| Written instruction |
Wherever a line holds the word "name", copy that line out.

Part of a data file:
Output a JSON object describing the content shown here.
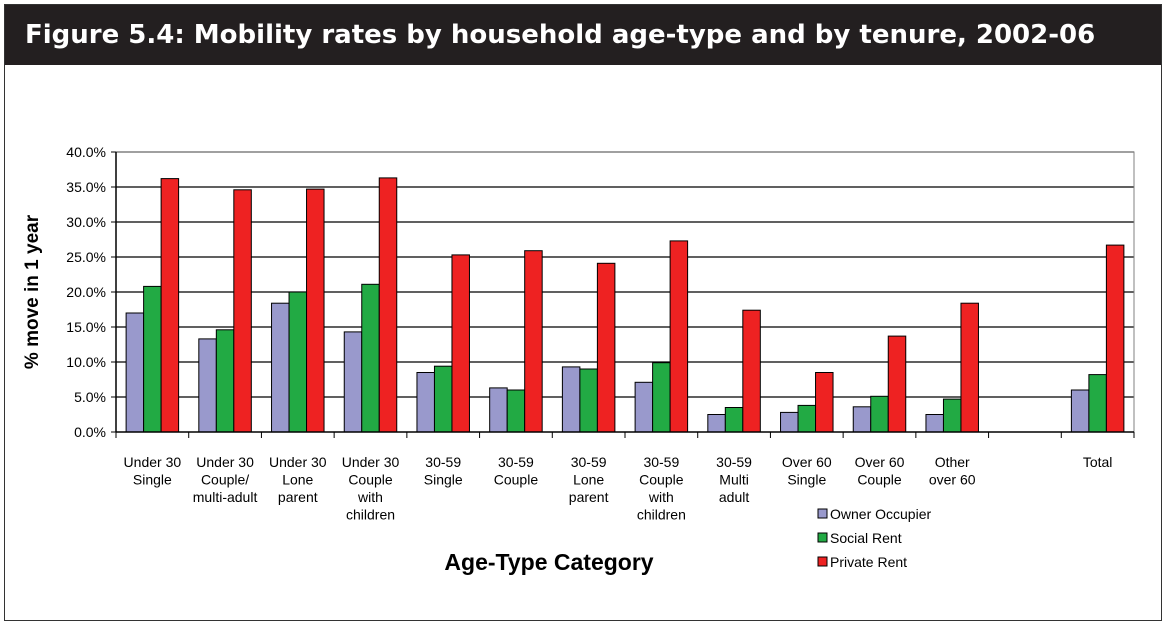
{
  "figure_title": "Figure 5.4: Mobility rates by household age-type and by tenure, 2002-06",
  "colors": {
    "title_band": "#231f20",
    "owner_occupier": "#9999cc",
    "social_rent": "#22aa44",
    "private_rent": "#ee2222"
  },
  "chart_data": {
    "type": "bar",
    "title": "",
    "xlabel": "Age-Type Category",
    "ylabel": "% move in 1 year",
    "ylim": [
      0,
      0.4
    ],
    "yticks": [
      0,
      0.05,
      0.1,
      0.15,
      0.2,
      0.25,
      0.3,
      0.35,
      0.4
    ],
    "ytick_labels": [
      "0.0%",
      "5.0%",
      "10.0%",
      "15.0%",
      "20.0%",
      "25.0%",
      "30.0%",
      "35.0%",
      "40.0%"
    ],
    "grid": true,
    "legend_position": "bottom-right",
    "categories": [
      [
        "Under 30",
        "Single"
      ],
      [
        "Under 30",
        "Couple/",
        "multi-adult"
      ],
      [
        "Under 30",
        "Lone",
        "parent"
      ],
      [
        "Under 30",
        "Couple",
        "with",
        "children"
      ],
      [
        "30-59",
        "Single"
      ],
      [
        "30-59",
        "Couple"
      ],
      [
        "30-59",
        "Lone",
        "parent"
      ],
      [
        "30-59",
        "Couple",
        "with",
        "children"
      ],
      [
        "30-59",
        "Multi",
        "adult"
      ],
      [
        "Over 60",
        "Single"
      ],
      [
        "Over 60",
        "Couple"
      ],
      [
        "Other",
        "over 60"
      ],
      [],
      [
        "Total"
      ]
    ],
    "series": [
      {
        "name": "Owner Occupier",
        "values": [
          0.17,
          0.133,
          0.184,
          0.143,
          0.085,
          0.063,
          0.093,
          0.071,
          0.025,
          0.028,
          0.036,
          0.025,
          null,
          0.06
        ]
      },
      {
        "name": "Social Rent",
        "values": [
          0.208,
          0.146,
          0.2,
          0.211,
          0.094,
          0.06,
          0.09,
          0.099,
          0.035,
          0.038,
          0.051,
          0.047,
          null,
          0.082
        ]
      },
      {
        "name": "Private Rent",
        "values": [
          0.362,
          0.346,
          0.347,
          0.363,
          0.253,
          0.259,
          0.241,
          0.273,
          0.174,
          0.085,
          0.137,
          0.184,
          null,
          0.267
        ]
      }
    ]
  }
}
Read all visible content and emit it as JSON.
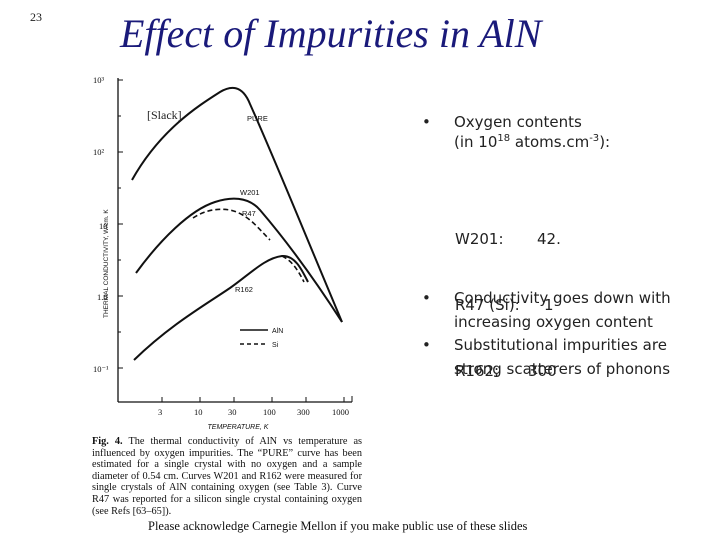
{
  "slide_number": "23",
  "title": "Effect of Impurities in AlN",
  "figure": {
    "source_tag": "[Slack]",
    "y_axis_label": "THERMAL CONDUCTIVITY, W/cm. K",
    "x_axis_label": "TEMPERATURE, K",
    "y_ticks": [
      "10³",
      "10²",
      "10",
      "1.0",
      "10⁻¹"
    ],
    "x_ticks": [
      "3",
      "10",
      "30",
      "100",
      "300",
      "1000"
    ],
    "curve_labels": {
      "pure": "PURE",
      "w201": "W201",
      "r47": "R47",
      "r162": "R162"
    },
    "legend": [
      {
        "label": "AlN",
        "style": "solid"
      },
      {
        "label": "Si",
        "style": "dashed"
      }
    ],
    "caption_lead": "Fig. 4.",
    "caption_text": "The thermal conductivity of AlN vs temperature as influenced by oxygen impurities. The “PURE” curve has been estimated for a single crystal with no oxygen and a sample diameter of 0.54 cm. Curves W201 and R162 were measured for single crystals of AlN containing oxygen (see Table 3). Curve R47 was reported for a silicon single crystal containing oxygen (see Refs [63–65])."
  },
  "bullets_top": {
    "line1": "Oxygen contents",
    "line2_prefix": "(in 10",
    "line2_sup1": "18",
    "line2_mid": " atoms.cm",
    "line2_sup2": "-3",
    "line2_suffix": "):"
  },
  "oxygen_values": [
    {
      "sample": "W201:",
      "value": "42."
    },
    {
      "sample": "R47 (Si):",
      "value": "1"
    },
    {
      "sample": "R162:",
      "value": "300"
    }
  ],
  "bullets_bottom": [
    "Conductivity goes down with increasing oxygen content",
    "Substitutional impurities are strong scatterers of phonons"
  ],
  "footer": "Please acknowledge Carnegie Mellon if you make public use of these slides"
}
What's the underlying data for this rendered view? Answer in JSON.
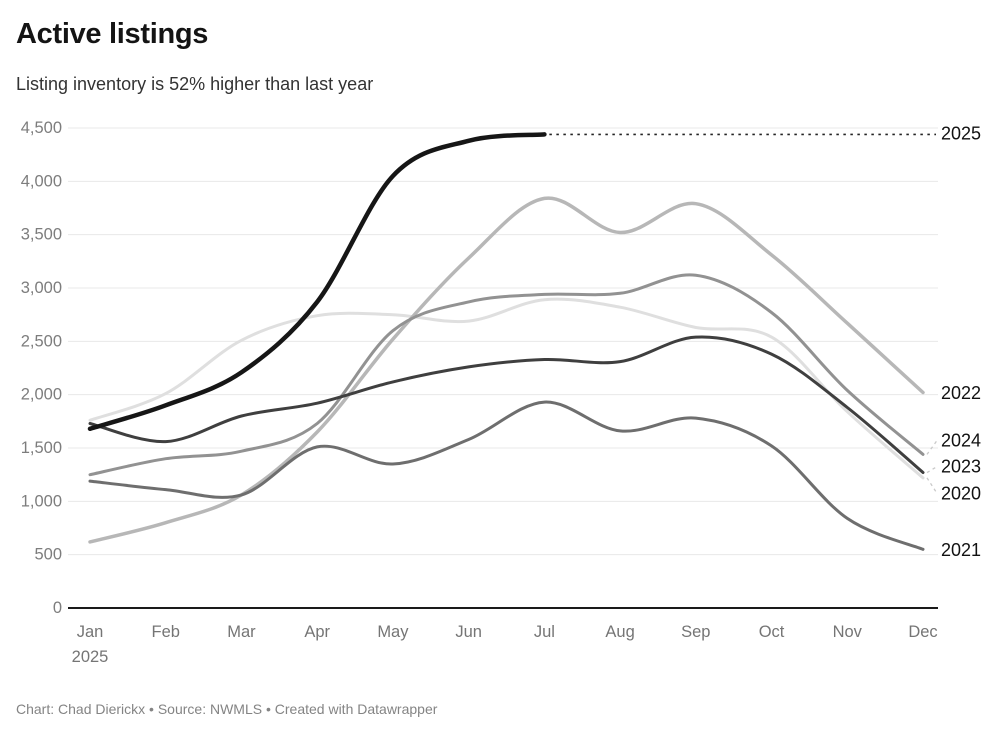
{
  "header": {
    "title": "Active listings",
    "subtitle": "Listing inventory is 52% higher than last year"
  },
  "footer": {
    "credit": "Chart: Chad Dierickx • Source: NWMLS • Created with Datawrapper"
  },
  "chart_data": {
    "type": "line",
    "title": "Active listings",
    "subtitle": "Listing inventory is 52% higher than last year",
    "x_categories": [
      "Jan",
      "Feb",
      "Mar",
      "Apr",
      "May",
      "Jun",
      "Jul",
      "Aug",
      "Sep",
      "Oct",
      "Nov",
      "Dec"
    ],
    "x_first_tick_second_line": "2025",
    "ylim": [
      0,
      4500
    ],
    "y_ticks": [
      {
        "value": 0,
        "label": "0"
      },
      {
        "value": 500,
        "label": "500"
      },
      {
        "value": 1000,
        "label": "1,000"
      },
      {
        "value": 1500,
        "label": "1,500"
      },
      {
        "value": 2000,
        "label": "2,000"
      },
      {
        "value": 2500,
        "label": "2,500"
      },
      {
        "value": 3000,
        "label": "3,000"
      },
      {
        "value": 3500,
        "label": "3,500"
      },
      {
        "value": 4000,
        "label": "4,000"
      },
      {
        "value": 4500,
        "label": "4,500"
      }
    ],
    "grid": "horizontal",
    "legend_position": "right-edge-direct-labels",
    "series": [
      {
        "name": "2020",
        "color": "#dfdfdf",
        "width": 3,
        "z": 1,
        "label_value": 1075,
        "values": [
          1760,
          2010,
          2510,
          2740,
          2750,
          2690,
          2890,
          2820,
          2630,
          2540,
          1840,
          1220
        ]
      },
      {
        "name": "2021",
        "color": "#6e6e6e",
        "width": 3,
        "z": 4,
        "label_value": 545,
        "values": [
          1190,
          1110,
          1060,
          1510,
          1350,
          1580,
          1930,
          1660,
          1780,
          1520,
          840,
          550
        ]
      },
      {
        "name": "2022",
        "color": "#b7b7b7",
        "width": 3.5,
        "z": 2,
        "label_value": 2015,
        "values": [
          620,
          800,
          1060,
          1650,
          2520,
          3280,
          3840,
          3520,
          3790,
          3310,
          2670,
          2020
        ]
      },
      {
        "name": "2023",
        "color": "#3f3f3f",
        "width": 3,
        "z": 5,
        "label_value": 1325,
        "values": [
          1730,
          1560,
          1800,
          1920,
          2120,
          2260,
          2330,
          2310,
          2540,
          2380,
          1880,
          1270
        ]
      },
      {
        "name": "2024",
        "color": "#929292",
        "width": 3,
        "z": 3,
        "label_value": 1570,
        "values": [
          1250,
          1400,
          1470,
          1730,
          2600,
          2870,
          2940,
          2950,
          3120,
          2770,
          2040,
          1440
        ]
      },
      {
        "name": "2025",
        "color": "#161616",
        "width": 4.5,
        "z": 6,
        "label_value": 4450,
        "projection_dotted": true,
        "values": [
          1680,
          1900,
          2210,
          2870,
          4050,
          4380,
          4440,
          null,
          null,
          null,
          null,
          null
        ]
      }
    ]
  }
}
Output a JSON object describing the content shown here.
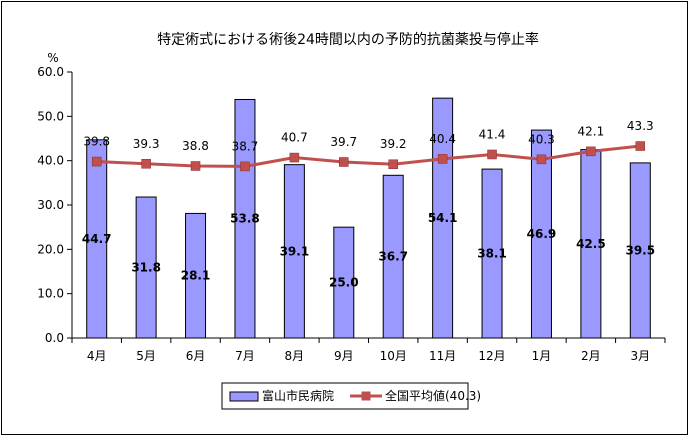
{
  "chart_data": {
    "type": "bar",
    "title": "特定術式における術後24時間以内の予防的抗菌薬投与停止率",
    "ylabel": "%",
    "ylim": [
      0,
      60
    ],
    "ytick_labels": [
      "0.0",
      "10.0",
      "20.0",
      "30.0",
      "40.0",
      "50.0",
      "60.0"
    ],
    "categories": [
      "4月",
      "5月",
      "6月",
      "7月",
      "8月",
      "9月",
      "10月",
      "11月",
      "12月",
      "1月",
      "2月",
      "3月"
    ],
    "series": [
      {
        "name": "富山市民病院",
        "kind": "bar",
        "color": "#9999ff",
        "values": [
          44.7,
          31.8,
          28.1,
          53.8,
          39.1,
          25.0,
          36.7,
          54.1,
          38.1,
          46.9,
          42.5,
          39.5
        ],
        "labels": [
          "44.7",
          "31.8",
          "28.1",
          "53.8",
          "39.1",
          "25.0",
          "36.7",
          "54.1",
          "38.1",
          "46.9",
          "42.5",
          "39.5"
        ]
      },
      {
        "name": "全国平均値(40.3)",
        "kind": "line",
        "color": "#c0504d",
        "values": [
          39.8,
          39.3,
          38.8,
          38.7,
          40.7,
          39.7,
          39.2,
          40.4,
          41.4,
          40.3,
          42.1,
          43.3
        ],
        "labels": [
          "39.8",
          "39.3",
          "38.8",
          "38.7",
          "40.7",
          "39.7",
          "39.2",
          "40.4",
          "41.4",
          "40.3",
          "42.1",
          "43.3"
        ]
      }
    ],
    "grid": false,
    "legend": "bottom"
  }
}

| Answer to the task |
        "name": "Owner Occupier",
        "name": "Social Rent",
        "name": "Private Rent",
        "name": "2020",
        "name": "2021",
        "name": "2022",
        "name": "2023",
        "name": "2024",
        "name": "2025",
        "name": "富山市民病院",
        "name": "全国平均値(40.3)",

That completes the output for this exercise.